▶ **Records about charts and figures**:

- - - - -

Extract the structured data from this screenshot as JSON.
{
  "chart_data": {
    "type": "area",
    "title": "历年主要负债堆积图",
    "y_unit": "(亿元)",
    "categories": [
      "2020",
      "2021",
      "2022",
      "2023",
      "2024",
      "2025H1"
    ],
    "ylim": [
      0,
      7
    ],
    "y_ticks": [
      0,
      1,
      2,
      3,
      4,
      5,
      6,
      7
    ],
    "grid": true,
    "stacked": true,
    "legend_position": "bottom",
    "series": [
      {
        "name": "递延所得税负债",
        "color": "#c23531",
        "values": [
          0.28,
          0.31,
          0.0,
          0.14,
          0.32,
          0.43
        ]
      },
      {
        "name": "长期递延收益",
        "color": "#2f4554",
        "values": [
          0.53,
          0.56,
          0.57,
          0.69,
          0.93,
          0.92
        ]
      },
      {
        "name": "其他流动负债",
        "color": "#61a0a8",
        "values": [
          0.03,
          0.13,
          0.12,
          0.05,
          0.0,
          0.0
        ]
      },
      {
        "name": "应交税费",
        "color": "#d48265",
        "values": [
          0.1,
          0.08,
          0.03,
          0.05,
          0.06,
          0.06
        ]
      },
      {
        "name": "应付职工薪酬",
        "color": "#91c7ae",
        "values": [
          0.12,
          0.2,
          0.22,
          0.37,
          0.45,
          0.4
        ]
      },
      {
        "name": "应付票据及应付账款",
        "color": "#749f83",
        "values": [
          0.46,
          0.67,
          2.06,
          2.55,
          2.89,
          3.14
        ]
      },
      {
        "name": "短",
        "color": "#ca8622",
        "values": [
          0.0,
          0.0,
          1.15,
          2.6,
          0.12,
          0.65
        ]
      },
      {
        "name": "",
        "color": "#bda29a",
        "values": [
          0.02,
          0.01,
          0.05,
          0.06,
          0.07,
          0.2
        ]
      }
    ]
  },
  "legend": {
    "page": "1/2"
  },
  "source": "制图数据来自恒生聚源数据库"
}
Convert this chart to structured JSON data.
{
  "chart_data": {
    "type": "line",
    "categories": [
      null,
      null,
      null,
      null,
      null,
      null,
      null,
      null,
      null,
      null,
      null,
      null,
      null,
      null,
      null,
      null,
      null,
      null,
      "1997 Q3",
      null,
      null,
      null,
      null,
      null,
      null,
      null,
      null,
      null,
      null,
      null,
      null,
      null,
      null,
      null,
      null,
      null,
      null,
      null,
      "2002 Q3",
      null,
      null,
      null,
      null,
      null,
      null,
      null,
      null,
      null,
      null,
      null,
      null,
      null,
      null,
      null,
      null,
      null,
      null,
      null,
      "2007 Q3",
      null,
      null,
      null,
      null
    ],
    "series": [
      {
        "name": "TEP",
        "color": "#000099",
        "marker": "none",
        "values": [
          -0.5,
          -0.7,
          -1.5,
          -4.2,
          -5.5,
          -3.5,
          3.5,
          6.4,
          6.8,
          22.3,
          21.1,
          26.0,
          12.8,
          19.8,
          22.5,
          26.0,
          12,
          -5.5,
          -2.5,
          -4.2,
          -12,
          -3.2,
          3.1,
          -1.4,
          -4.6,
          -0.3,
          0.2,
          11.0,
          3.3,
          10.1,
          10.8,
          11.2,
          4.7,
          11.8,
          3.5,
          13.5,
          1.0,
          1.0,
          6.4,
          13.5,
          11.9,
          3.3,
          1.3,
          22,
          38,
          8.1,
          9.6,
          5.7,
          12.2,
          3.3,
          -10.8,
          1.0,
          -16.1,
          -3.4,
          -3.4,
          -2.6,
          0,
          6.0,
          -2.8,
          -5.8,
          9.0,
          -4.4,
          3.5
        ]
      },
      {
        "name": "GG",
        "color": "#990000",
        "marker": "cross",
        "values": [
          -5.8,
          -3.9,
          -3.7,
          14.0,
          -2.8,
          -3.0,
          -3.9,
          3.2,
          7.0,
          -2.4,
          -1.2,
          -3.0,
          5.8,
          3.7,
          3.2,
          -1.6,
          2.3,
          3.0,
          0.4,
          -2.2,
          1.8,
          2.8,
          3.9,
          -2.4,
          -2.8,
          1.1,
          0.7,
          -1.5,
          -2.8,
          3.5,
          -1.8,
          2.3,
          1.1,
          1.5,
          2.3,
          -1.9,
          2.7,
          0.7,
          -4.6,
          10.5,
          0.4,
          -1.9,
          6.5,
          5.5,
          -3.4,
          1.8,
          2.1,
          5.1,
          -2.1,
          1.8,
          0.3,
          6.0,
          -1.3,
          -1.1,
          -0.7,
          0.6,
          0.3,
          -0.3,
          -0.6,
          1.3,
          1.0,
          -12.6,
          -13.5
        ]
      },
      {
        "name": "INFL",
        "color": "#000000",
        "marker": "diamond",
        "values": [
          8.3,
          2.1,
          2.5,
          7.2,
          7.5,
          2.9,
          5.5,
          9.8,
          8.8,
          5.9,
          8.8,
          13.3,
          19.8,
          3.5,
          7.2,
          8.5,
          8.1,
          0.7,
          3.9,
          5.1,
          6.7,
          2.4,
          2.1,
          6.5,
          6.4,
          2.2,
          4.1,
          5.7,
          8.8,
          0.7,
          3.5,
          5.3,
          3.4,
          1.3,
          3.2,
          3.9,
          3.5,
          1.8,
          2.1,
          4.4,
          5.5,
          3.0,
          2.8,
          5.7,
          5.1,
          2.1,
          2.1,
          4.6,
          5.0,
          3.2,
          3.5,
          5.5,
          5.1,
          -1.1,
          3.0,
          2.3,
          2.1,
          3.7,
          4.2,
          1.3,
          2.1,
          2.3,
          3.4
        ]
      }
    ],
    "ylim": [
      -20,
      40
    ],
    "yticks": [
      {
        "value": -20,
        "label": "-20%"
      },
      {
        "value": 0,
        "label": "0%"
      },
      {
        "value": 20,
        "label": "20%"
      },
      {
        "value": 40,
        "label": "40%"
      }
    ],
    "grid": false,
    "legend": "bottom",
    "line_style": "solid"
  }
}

- - - - -

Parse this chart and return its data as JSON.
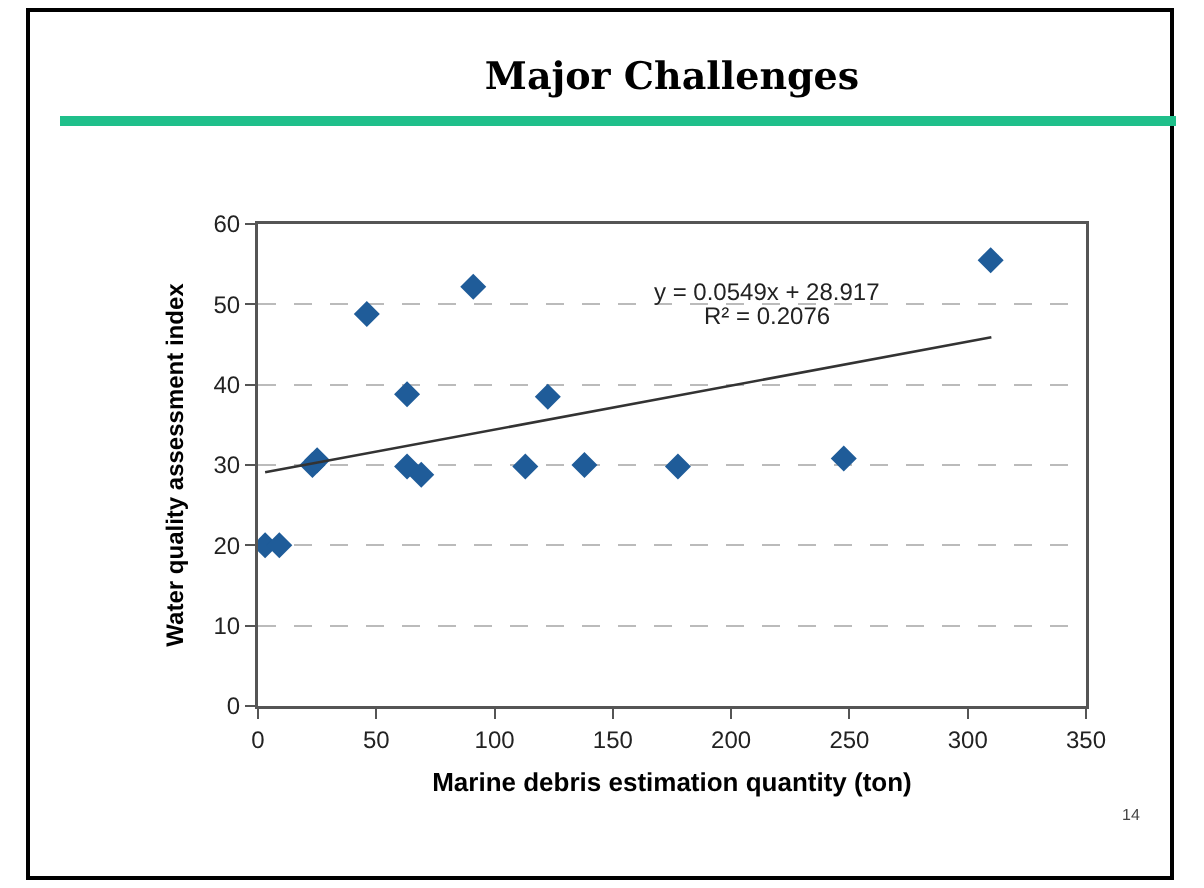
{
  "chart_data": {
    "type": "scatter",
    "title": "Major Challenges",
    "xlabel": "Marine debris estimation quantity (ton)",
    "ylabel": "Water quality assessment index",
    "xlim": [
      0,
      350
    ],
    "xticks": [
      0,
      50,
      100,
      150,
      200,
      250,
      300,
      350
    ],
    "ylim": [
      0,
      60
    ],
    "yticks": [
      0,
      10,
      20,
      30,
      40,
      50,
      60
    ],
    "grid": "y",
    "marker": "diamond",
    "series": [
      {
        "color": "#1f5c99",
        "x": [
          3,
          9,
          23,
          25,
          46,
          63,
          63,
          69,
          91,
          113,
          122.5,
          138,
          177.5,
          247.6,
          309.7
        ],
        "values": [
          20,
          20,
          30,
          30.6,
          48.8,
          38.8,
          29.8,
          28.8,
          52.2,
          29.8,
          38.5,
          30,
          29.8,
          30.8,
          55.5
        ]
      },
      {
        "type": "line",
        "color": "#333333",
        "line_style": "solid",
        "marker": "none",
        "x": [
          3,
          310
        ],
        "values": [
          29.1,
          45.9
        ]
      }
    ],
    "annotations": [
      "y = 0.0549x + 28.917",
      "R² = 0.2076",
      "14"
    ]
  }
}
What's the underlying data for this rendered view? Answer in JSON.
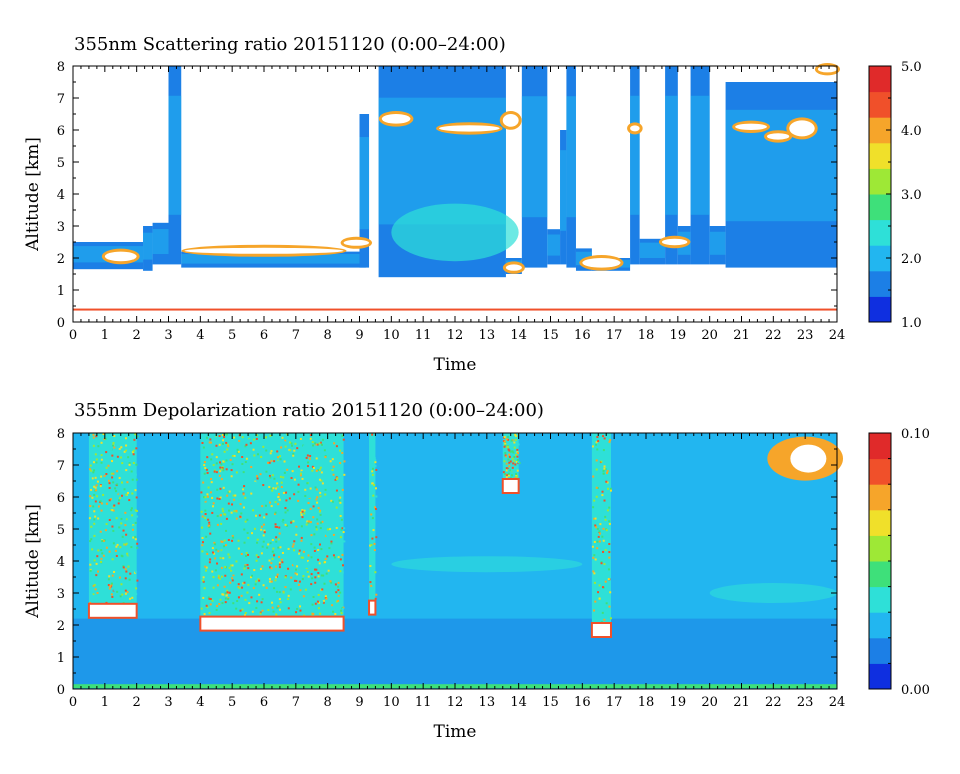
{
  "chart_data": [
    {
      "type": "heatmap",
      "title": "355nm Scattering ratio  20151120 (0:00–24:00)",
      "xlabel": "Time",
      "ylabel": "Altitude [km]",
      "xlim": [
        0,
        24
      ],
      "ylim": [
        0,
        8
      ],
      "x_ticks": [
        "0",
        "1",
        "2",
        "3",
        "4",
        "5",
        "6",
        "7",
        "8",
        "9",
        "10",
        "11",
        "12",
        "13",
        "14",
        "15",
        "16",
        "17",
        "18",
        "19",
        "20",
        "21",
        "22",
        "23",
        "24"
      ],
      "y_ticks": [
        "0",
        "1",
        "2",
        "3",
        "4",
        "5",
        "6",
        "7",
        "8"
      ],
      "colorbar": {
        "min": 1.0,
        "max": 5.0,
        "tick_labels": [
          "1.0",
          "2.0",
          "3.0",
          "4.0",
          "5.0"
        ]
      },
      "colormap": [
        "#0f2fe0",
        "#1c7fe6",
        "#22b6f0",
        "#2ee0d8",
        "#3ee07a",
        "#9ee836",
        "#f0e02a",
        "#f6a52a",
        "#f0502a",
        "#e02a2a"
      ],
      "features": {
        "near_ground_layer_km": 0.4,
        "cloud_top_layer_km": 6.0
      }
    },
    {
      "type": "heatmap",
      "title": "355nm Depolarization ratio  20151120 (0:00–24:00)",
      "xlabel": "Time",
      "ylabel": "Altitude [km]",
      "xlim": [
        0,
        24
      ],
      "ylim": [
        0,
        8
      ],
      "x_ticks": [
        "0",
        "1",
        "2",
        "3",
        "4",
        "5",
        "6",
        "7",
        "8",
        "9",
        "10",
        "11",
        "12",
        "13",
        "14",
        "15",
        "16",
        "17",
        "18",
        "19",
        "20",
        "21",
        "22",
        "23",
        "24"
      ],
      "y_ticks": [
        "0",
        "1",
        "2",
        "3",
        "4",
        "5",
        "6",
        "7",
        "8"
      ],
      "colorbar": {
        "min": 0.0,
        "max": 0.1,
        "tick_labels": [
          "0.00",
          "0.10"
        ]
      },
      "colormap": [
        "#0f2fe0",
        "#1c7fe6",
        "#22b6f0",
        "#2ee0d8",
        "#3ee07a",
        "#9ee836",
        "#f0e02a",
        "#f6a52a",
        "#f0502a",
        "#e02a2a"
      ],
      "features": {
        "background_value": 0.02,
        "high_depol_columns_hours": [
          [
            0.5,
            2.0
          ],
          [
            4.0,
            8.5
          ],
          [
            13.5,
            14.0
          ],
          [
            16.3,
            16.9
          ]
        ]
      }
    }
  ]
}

- - - - -

▶ **TO DO**:
Go through the material above and copy each line that has the word "JSON".

▶ **SOLVED EXERCISE**:
Extract the structured data from this screenshot as JSON.
Convert this chart to structured JSON data.
Parse this chart and return its data as JSON.
What's the underlying data for this rendered view? Answer in JSON.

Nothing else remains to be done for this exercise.